*REQUEST:* Pull out from the material below all lines with "content".

▼

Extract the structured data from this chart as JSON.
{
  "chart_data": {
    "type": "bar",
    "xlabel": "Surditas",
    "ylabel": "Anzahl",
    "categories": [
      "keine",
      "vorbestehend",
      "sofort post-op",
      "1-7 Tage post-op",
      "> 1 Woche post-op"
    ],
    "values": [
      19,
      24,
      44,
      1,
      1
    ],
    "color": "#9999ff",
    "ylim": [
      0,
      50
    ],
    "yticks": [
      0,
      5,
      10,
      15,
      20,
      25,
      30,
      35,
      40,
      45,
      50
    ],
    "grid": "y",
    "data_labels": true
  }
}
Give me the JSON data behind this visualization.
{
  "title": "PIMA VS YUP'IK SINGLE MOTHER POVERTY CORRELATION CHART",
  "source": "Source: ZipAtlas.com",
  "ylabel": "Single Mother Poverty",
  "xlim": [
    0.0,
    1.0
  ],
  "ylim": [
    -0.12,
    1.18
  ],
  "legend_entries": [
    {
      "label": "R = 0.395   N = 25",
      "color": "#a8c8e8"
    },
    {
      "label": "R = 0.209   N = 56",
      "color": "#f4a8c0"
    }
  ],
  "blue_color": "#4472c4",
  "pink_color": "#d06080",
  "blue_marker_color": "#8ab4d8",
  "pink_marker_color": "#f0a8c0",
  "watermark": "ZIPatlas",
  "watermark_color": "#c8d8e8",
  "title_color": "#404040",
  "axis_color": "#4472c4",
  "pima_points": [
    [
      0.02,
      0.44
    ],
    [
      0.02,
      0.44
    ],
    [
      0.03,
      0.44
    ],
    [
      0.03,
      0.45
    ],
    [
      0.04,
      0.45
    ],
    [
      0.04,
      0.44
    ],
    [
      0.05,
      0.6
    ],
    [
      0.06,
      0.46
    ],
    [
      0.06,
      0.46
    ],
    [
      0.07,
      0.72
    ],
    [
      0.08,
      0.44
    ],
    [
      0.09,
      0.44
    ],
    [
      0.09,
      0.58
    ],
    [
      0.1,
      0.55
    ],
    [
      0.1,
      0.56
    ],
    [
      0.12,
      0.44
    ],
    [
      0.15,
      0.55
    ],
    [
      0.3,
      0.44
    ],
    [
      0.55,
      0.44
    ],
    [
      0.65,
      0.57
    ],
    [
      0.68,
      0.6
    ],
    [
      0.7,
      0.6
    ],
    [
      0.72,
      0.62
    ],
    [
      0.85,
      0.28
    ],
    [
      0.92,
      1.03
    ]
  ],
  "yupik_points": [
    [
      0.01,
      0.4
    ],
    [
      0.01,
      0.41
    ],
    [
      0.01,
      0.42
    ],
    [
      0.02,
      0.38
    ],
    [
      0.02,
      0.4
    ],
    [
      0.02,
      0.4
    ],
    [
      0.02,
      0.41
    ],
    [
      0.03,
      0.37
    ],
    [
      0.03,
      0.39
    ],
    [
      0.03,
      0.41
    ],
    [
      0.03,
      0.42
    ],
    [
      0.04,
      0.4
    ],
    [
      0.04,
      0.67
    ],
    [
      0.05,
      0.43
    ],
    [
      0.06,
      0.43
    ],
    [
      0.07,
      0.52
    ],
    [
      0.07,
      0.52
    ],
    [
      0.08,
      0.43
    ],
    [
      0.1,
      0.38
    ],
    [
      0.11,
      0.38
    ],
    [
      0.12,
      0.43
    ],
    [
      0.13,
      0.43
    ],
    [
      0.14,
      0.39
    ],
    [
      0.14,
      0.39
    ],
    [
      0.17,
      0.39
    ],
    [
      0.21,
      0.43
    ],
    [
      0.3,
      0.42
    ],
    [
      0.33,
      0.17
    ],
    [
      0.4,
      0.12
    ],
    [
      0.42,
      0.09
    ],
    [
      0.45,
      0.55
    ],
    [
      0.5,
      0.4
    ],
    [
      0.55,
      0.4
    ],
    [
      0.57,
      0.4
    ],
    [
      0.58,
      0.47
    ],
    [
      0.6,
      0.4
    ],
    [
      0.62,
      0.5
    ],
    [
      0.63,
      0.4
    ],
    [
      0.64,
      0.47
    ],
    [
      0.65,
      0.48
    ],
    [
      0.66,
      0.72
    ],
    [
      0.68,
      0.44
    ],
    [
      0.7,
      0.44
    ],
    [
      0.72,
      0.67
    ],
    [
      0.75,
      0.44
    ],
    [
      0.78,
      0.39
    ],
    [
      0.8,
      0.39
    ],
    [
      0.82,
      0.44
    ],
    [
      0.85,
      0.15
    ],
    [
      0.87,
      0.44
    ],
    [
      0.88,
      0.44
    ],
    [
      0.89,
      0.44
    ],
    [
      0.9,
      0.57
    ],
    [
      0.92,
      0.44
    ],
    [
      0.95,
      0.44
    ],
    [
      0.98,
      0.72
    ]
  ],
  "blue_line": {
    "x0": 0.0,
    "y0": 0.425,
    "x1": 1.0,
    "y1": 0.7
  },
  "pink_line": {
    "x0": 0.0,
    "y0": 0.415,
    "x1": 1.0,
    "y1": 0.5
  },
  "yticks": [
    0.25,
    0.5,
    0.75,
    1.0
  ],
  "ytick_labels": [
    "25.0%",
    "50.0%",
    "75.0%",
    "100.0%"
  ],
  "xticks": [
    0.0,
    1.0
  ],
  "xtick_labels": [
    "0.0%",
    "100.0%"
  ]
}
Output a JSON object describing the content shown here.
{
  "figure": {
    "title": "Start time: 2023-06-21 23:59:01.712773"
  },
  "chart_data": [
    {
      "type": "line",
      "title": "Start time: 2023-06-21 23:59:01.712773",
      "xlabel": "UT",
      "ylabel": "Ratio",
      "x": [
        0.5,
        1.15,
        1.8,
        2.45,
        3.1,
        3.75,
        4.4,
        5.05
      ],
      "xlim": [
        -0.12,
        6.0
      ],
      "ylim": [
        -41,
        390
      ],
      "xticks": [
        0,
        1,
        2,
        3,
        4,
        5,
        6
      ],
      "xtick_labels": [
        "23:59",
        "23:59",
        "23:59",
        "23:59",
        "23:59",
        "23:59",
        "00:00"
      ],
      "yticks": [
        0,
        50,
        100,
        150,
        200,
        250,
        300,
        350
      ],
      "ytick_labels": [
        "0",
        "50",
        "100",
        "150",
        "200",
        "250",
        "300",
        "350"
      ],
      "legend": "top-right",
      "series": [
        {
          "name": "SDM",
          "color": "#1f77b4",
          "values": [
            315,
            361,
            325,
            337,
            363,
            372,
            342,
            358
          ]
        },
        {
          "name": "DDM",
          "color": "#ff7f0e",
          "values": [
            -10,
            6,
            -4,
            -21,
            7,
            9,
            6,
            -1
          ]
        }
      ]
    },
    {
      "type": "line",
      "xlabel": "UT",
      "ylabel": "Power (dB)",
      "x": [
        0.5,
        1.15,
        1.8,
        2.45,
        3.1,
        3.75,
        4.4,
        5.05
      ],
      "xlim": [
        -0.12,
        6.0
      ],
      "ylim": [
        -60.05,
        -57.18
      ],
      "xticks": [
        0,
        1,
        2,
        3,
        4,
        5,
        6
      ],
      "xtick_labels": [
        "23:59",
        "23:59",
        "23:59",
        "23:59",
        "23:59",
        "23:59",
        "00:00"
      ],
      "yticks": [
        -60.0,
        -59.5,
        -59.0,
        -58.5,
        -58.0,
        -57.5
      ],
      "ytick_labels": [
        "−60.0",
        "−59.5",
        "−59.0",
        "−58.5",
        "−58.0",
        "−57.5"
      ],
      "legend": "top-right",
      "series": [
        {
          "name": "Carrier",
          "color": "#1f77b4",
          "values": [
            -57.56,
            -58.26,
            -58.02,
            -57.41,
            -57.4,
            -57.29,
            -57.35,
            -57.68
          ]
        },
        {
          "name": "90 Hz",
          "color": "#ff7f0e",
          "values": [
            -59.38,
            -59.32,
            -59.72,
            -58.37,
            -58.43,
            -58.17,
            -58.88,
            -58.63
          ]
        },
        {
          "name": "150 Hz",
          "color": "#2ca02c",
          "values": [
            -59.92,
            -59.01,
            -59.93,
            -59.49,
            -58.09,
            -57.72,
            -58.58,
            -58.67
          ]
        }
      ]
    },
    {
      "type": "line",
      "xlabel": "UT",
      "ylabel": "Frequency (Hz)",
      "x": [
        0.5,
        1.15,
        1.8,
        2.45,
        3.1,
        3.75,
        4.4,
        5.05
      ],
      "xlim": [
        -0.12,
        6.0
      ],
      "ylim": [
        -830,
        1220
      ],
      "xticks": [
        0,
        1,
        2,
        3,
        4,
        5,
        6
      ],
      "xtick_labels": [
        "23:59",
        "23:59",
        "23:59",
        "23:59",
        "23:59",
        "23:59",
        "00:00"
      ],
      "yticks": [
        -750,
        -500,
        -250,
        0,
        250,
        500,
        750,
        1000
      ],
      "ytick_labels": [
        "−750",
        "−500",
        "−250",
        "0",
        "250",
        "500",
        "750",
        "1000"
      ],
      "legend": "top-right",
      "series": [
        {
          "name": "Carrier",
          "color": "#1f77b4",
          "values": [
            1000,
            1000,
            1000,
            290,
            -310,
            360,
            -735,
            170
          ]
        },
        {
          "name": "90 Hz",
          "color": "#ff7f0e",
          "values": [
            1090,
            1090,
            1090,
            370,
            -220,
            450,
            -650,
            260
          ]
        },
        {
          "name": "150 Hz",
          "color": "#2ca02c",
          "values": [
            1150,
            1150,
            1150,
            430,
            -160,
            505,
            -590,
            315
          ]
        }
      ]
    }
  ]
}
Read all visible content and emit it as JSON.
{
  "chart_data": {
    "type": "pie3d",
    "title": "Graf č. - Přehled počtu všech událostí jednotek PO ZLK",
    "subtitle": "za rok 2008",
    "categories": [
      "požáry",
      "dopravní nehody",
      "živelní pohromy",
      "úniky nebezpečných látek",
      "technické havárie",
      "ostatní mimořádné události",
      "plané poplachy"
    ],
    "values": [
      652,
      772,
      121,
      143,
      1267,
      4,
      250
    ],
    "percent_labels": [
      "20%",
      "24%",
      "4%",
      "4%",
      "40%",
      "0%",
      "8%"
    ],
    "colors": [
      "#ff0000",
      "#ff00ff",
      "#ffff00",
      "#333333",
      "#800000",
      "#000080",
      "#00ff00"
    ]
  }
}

▲

*WRITTEN RESPONSE:*
Output a JSON object describing the content shown here.
Read all visible content and emit it as JSON.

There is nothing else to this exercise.